* Kutipan Teks *
• • • • • • •

Film Danur diadaptasi dari novel dengan judul
yang sama karya Risa Saraswati. Novel dengan judul “Perahu Kertas “ dari
pengarang ternama Dewi Lestari juga sukses dirilis di layar lebar dengan judul
yang sama tahun 2012 dibintangi oleh Maudy Ayunda dan Adipati Dolken. Beberapa
film yang diangkat dari novel tersebut banyak disutradarai Hanung Bramantyo.
Tahun 2013 Maxima Pictures juga sukses mengangkat film layar lebar yang
diadaptasi dari novel karya Salsabiela Rais dan Rangga Almahendra dengan judul
99 Cahaya di Langit Eropa. Dan novel tersebut ditulis berdasarkan pengalaman
pribadi perjalanan seorang jurnalis Indonesia di Eropa.
Tiga Poros Utama GNLB
Film akan menjadi suatu pembangkit literasi bagi anak-anak
jika didukung oleh tiga poros utama yaitu, keluarga, sekolah dan masyarakat.
Tiga poros utama ini juga merupakan tiga poros utama Gerakan
Nasional Literasi Bangsa. Kementerian Pendidikan dan kebudayaan
(Kemendikbud) menyebutkan tiga poros utama Gerakan Literasi Naional adalah
Keluarga, Sekolah dan Masyarakat.
Keluarga harus memahami bahwa film dalam era globalisasi ini
sudah menjadi sesuatu yang mudah diakses baik melalui bioskop maupun dunia maya
seperti youtube maupun wibsite. Keluarga terutama orang tua harus ikut serta
mendampingi anak dalam memilih film yang sesuai dengan usianya. Memilah dan
memilih film untuk ditonton bersama keluarga untuk kemudian didiskusikan
menjadi bahan literasi anak.

• • • • • • •

* Data yang Ditampilkan *
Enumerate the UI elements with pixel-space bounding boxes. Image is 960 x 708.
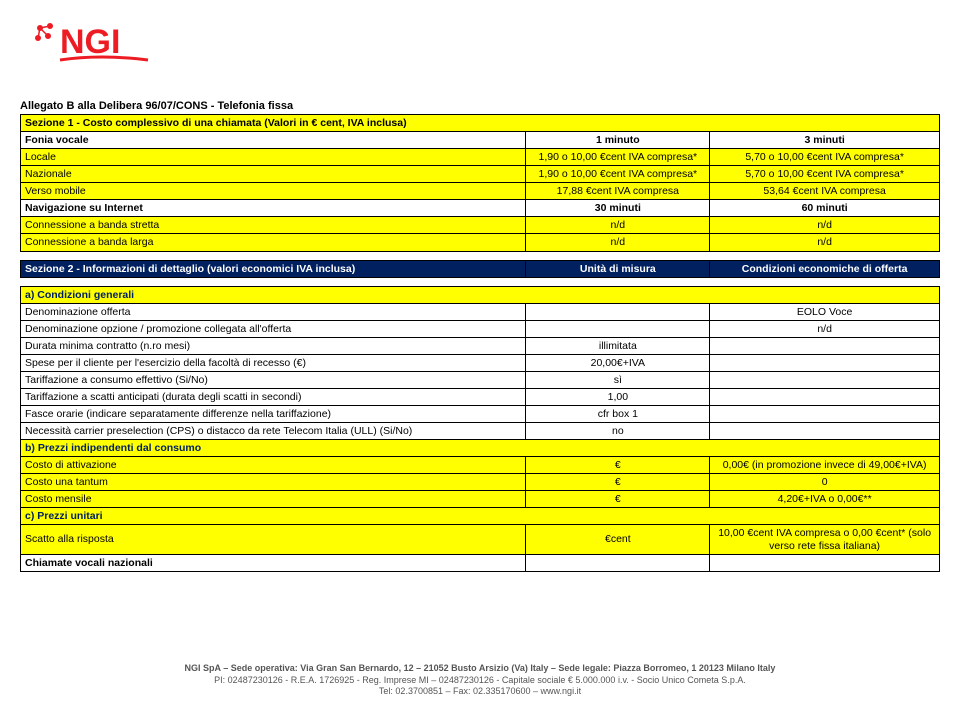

• • • • • • •

* Daftar Tugas *
a - Dalam kutipan tentang film dan literasi, siapa yang membintangi film Perahu Kertas tahun 2012?
b - Lanjutkan kutipan tentang film sebagai pembangkit literasi anak mulai dari kalimat terakhirnya.

* Jawaban Berurutan *
a - Maudy Ayunda dan Adipati Dolken.

b -
Sekolah, saat ini sekolah juga harus lebih memberikan ruang
buat anak-anak berkarya lewat film. Dunia digital tidak dapat ditolak lagi
kehadirannya, karena itu sekolah harus mampu menyesuaikan diri untuk lebih
memahami kebutuhan siswa. Untuk memperkuat upaya penumbuhan literasi lewat
film, siswa didik harus lebih diperkenalkan dengan film, terutama
film-film biopik dan film-film yang diangkat dari novel. Beberapa sekolah di
Jakarta bahkan membuat kegiatan ekstra kurikulernya dengan membuat kegiatan
nonton bareng, lalu setelah menonton mereka diajak berdiskusi tentang film
tersebut.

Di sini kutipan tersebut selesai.